[BEGIN]
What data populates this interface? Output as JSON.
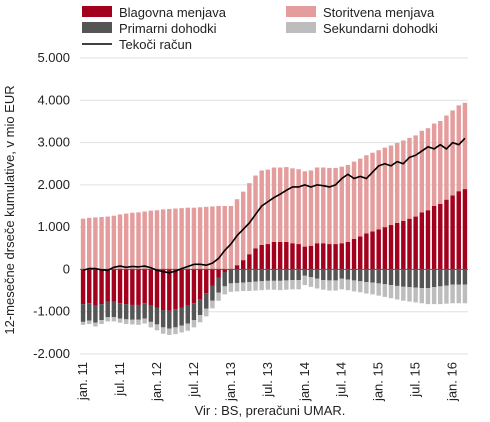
{
  "chart_data": {
    "type": "bar",
    "stacked": true,
    "ylabel": "12-mesečne drseče kumulative, v mio EUR",
    "source": "Vir : BS, preračuni  UMAR.",
    "ylim": [
      -2000,
      5000
    ],
    "yticks": [
      -2000,
      -1000,
      0,
      1000,
      2000,
      3000,
      4000,
      5000
    ],
    "ytick_labels": [
      "-2.000",
      "-1.000",
      "0",
      "1.000",
      "2.000",
      "3.000",
      "4.000",
      "5.000"
    ],
    "xtick_labels": [
      {
        "index": 0,
        "label": "jan. 11"
      },
      {
        "index": 6,
        "label": "jul. 11"
      },
      {
        "index": 12,
        "label": "jan. 12"
      },
      {
        "index": 18,
        "label": "jul. 12"
      },
      {
        "index": 24,
        "label": "jan. 13"
      },
      {
        "index": 30,
        "label": "jul. 13"
      },
      {
        "index": 36,
        "label": "jan. 14"
      },
      {
        "index": 42,
        "label": "jul. 14"
      },
      {
        "index": 48,
        "label": "jan. 15"
      },
      {
        "index": 54,
        "label": "jul. 15"
      },
      {
        "index": 60,
        "label": "jan. 16"
      }
    ],
    "legend": [
      {
        "name": "Blagovna menjava",
        "color": "#a3001d",
        "kind": "bar"
      },
      {
        "name": "Storitvena menjava",
        "color": "#e49c9c",
        "kind": "bar"
      },
      {
        "name": "Primarni dohodki",
        "color": "#555555",
        "kind": "bar"
      },
      {
        "name": "Sekundarni dohodki",
        "color": "#bdbdbd",
        "kind": "bar"
      },
      {
        "name": "Tekoči račun",
        "color": "#000000",
        "kind": "line"
      }
    ],
    "series": [
      {
        "name": "Blagovna menjava",
        "color": "#a3001d",
        "values": [
          -820,
          -800,
          -860,
          -820,
          -760,
          -760,
          -800,
          -820,
          -840,
          -840,
          -800,
          -860,
          -900,
          -960,
          -980,
          -940,
          -900,
          -860,
          -800,
          -700,
          -560,
          -380,
          -200,
          -60,
          0,
          100,
          220,
          360,
          500,
          580,
          600,
          650,
          650,
          650,
          620,
          600,
          540,
          560,
          620,
          620,
          600,
          600,
          620,
          650,
          720,
          780,
          850,
          900,
          950,
          1000,
          1050,
          1100,
          1150,
          1200,
          1250,
          1350,
          1400,
          1500,
          1550,
          1650,
          1750,
          1850,
          1900
        ]
      },
      {
        "name": "Storitvena menjava",
        "color": "#e49c9c",
        "values": [
          1200,
          1220,
          1230,
          1240,
          1250,
          1270,
          1300,
          1320,
          1340,
          1350,
          1370,
          1390,
          1400,
          1420,
          1430,
          1440,
          1450,
          1460,
          1460,
          1470,
          1480,
          1490,
          1500,
          1500,
          1500,
          1560,
          1620,
          1680,
          1720,
          1760,
          1760,
          1760,
          1760,
          1770,
          1770,
          1770,
          1780,
          1780,
          1790,
          1790,
          1800,
          1800,
          1810,
          1820,
          1830,
          1840,
          1850,
          1860,
          1870,
          1880,
          1880,
          1890,
          1900,
          1910,
          1920,
          1930,
          1940,
          1950,
          1960,
          1990,
          2010,
          2030,
          2040
        ]
      },
      {
        "name": "Primarni dohodki",
        "color": "#555555",
        "values": [
          -420,
          -410,
          -400,
          -380,
          -370,
          -370,
          -360,
          -360,
          -350,
          -350,
          -360,
          -380,
          -400,
          -410,
          -420,
          -430,
          -430,
          -420,
          -400,
          -380,
          -370,
          -360,
          -350,
          -340,
          -330,
          -320,
          -310,
          -300,
          -290,
          -280,
          -270,
          -270,
          -270,
          -260,
          -250,
          -250,
          -150,
          -180,
          -220,
          -250,
          -260,
          -260,
          -220,
          -240,
          -260,
          -280,
          -300,
          -310,
          -330,
          -350,
          -370,
          -390,
          -410,
          -420,
          -430,
          -440,
          -440,
          -420,
          -400,
          -380,
          -360,
          -360,
          -360
        ]
      },
      {
        "name": "Sekundarni dohodki",
        "color": "#bdbdbd",
        "values": [
          -70,
          -80,
          -90,
          -90,
          -100,
          -100,
          -100,
          -110,
          -110,
          -120,
          -120,
          -130,
          -140,
          -150,
          -150,
          -160,
          -160,
          -170,
          -170,
          -170,
          -180,
          -180,
          -190,
          -190,
          -200,
          -200,
          -200,
          -210,
          -210,
          -210,
          -210,
          -210,
          -220,
          -220,
          -220,
          -220,
          -220,
          -230,
          -230,
          -230,
          -240,
          -240,
          -250,
          -250,
          -260,
          -260,
          -270,
          -280,
          -290,
          -300,
          -310,
          -320,
          -330,
          -340,
          -350,
          -360,
          -380,
          -400,
          -420,
          -430,
          -440,
          -440,
          -440
        ]
      },
      {
        "name": "Tekoči račun",
        "color": "#000000",
        "type": "line",
        "values": [
          -20,
          20,
          20,
          -10,
          -20,
          50,
          80,
          50,
          70,
          60,
          80,
          40,
          -20,
          -50,
          -80,
          -40,
          20,
          70,
          120,
          120,
          100,
          150,
          260,
          450,
          600,
          800,
          950,
          1100,
          1300,
          1500,
          1600,
          1700,
          1780,
          1870,
          1950,
          1950,
          2000,
          1950,
          2000,
          1980,
          1950,
          2000,
          2150,
          2250,
          2150,
          2200,
          2150,
          2300,
          2450,
          2500,
          2450,
          2550,
          2500,
          2650,
          2700,
          2800,
          2900,
          2850,
          2950,
          2850,
          3000,
          2950,
          3100
        ]
      }
    ]
  }
}
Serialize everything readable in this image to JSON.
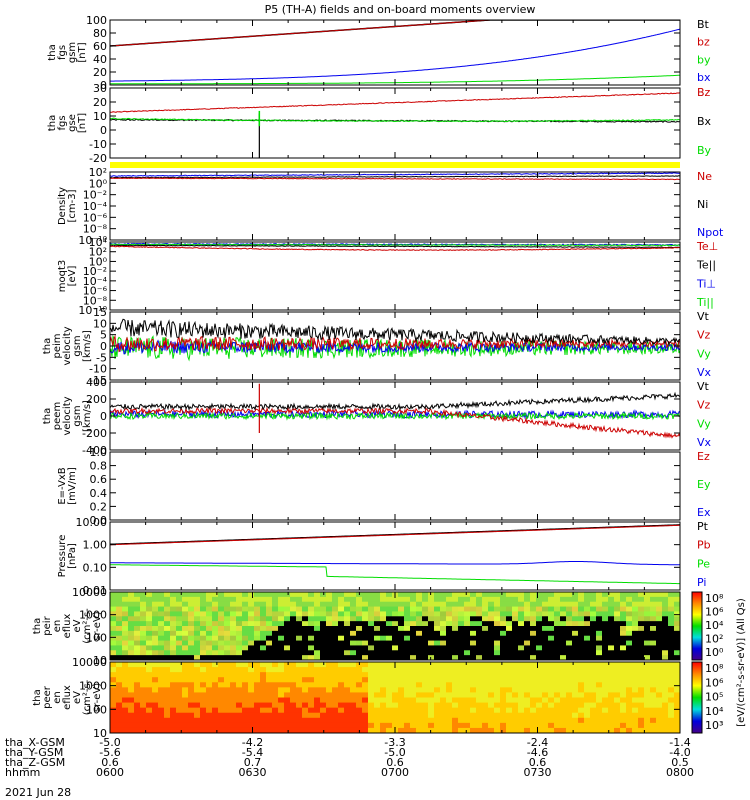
{
  "title": "P5 (TH-A) fields and on-board moments overview",
  "date": "2021 Jun 28",
  "colors": {
    "black": "#000000",
    "red": "#cc0000",
    "green": "#00dd00",
    "blue": "#0000ee",
    "yellow": "#ffff00"
  },
  "chart_data": [
    {
      "type": "line",
      "panel": "tha_fgs_gsm",
      "ylabel": [
        "tha",
        "fgs",
        "gsm",
        "[nT]"
      ],
      "ylim": [
        0,
        100
      ],
      "yticks": [
        "100",
        "80",
        "60",
        "40",
        "20",
        "0"
      ],
      "legend": [
        "Bt",
        "bz",
        "by",
        "bx"
      ]
    },
    {
      "type": "line",
      "panel": "tha_fgs_gse",
      "ylabel": [
        "tha",
        "fgs",
        "gse",
        "[nT]"
      ],
      "ylim": [
        -25,
        30
      ],
      "yticks": [
        "30",
        "20",
        "10",
        "0",
        "-10",
        "-20"
      ],
      "legend": [
        "Bz",
        "Bx",
        "By"
      ]
    },
    {
      "type": "bar",
      "panel": "flag",
      "ylabel": [],
      "legend": []
    },
    {
      "type": "line",
      "panel": "density",
      "ylabel": [
        "Density",
        "[cm-3]"
      ],
      "scale": "log",
      "yticks": [
        "10²",
        "10⁰",
        "10⁻²",
        "10⁻⁴",
        "10⁻⁶",
        "10⁻⁸",
        "10⁻¹⁰"
      ],
      "legend": [
        "Ne",
        "Ni",
        "Npot"
      ]
    },
    {
      "type": "line",
      "panel": "temperature",
      "ylabel": [
        "moqt3",
        "[eV]"
      ],
      "scale": "log",
      "yticks": [
        "10⁴",
        "10²",
        "10⁰",
        "10⁻²",
        "10⁻⁴",
        "10⁻⁶",
        "10⁻⁸",
        "10⁻¹⁰"
      ],
      "legend": [
        "Te⊥",
        "Te||",
        "Ti⊥",
        "Ti||"
      ]
    },
    {
      "type": "line",
      "panel": "peim_velocity",
      "ylabel": [
        "tha",
        "peim",
        "velocity",
        "gsm",
        "[km/s]"
      ],
      "ylim": [
        -15,
        15
      ],
      "yticks": [
        "15",
        "10",
        "5",
        "0",
        "-5",
        "-10",
        "-15"
      ],
      "legend": [
        "Vt",
        "Vz",
        "Vy",
        "Vx"
      ]
    },
    {
      "type": "line",
      "panel": "peem_velocity",
      "ylabel": [
        "tha",
        "peem",
        "velocity",
        "gsm",
        "[km/s]"
      ],
      "ylim": [
        -400,
        400
      ],
      "yticks": [
        "400",
        "200",
        "0",
        "-200",
        "-400"
      ],
      "legend": [
        "Vt",
        "Vz",
        "Vy",
        "Vx"
      ]
    },
    {
      "type": "line",
      "panel": "efield",
      "ylabel": [
        "E=-VxB",
        "[mV/m]"
      ],
      "ylim": [
        0,
        1
      ],
      "yticks": [
        "1.0",
        "0.8",
        "0.6",
        "0.4",
        "0.2",
        "0.0"
      ],
      "legend": [
        "Ez",
        "Ey",
        "Ex"
      ]
    },
    {
      "type": "line",
      "panel": "pressure",
      "ylabel": [
        "Pressure",
        "[nPa]"
      ],
      "scale": "log",
      "yticks": [
        "10.00",
        "1.00",
        "0.10",
        "0.01"
      ],
      "legend": [
        "Pt",
        "Pb",
        "Pe",
        "Pi"
      ]
    },
    {
      "type": "heatmap",
      "panel": "peir_eflux",
      "ylabel": [
        "tha",
        "peir",
        "en",
        "eflux",
        "eV",
        "(cm²-s-",
        "sr-eV)"
      ],
      "scale": "log",
      "yticks": [
        "10000",
        "1000",
        "100",
        "10"
      ]
    },
    {
      "type": "heatmap",
      "panel": "peer_eflux",
      "ylabel": [
        "tha",
        "peer",
        "en",
        "eflux",
        "eV",
        "(cm²-s-",
        "sr-eV)"
      ],
      "scale": "log",
      "yticks": [
        "10000",
        "1000",
        "100",
        "10"
      ]
    }
  ],
  "colorbar": {
    "upper": [
      "10⁸",
      "10⁶",
      "10⁴",
      "10²",
      "10⁰"
    ],
    "lower": [
      "10⁸",
      "10⁶",
      "10⁵",
      "10⁴",
      "10³"
    ],
    "label": "[eV/(cm²-s-sr-eV)] (All Qs)"
  },
  "xaxis": {
    "rows": [
      {
        "label": "tha_X-GSM",
        "values": [
          "-5.0",
          "-4.2",
          "-3.3",
          "-2.4",
          "-1.4"
        ]
      },
      {
        "label": "tha_Y-GSM",
        "values": [
          "-5.6",
          "-5.4",
          "-5.0",
          "-4.6",
          "-4.0"
        ]
      },
      {
        "label": "tha_Z-GSM",
        "values": [
          "0.6",
          "0.7",
          "0.6",
          "0.6",
          "0.5"
        ]
      },
      {
        "label": "hhmm",
        "values": [
          "0600",
          "0630",
          "0700",
          "0730",
          "0800"
        ]
      }
    ]
  }
}
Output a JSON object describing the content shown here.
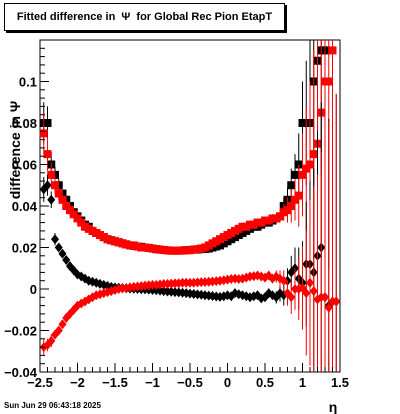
[END]
State how many lines of the records above contain the word "index", and give only that number.

Final answer> 11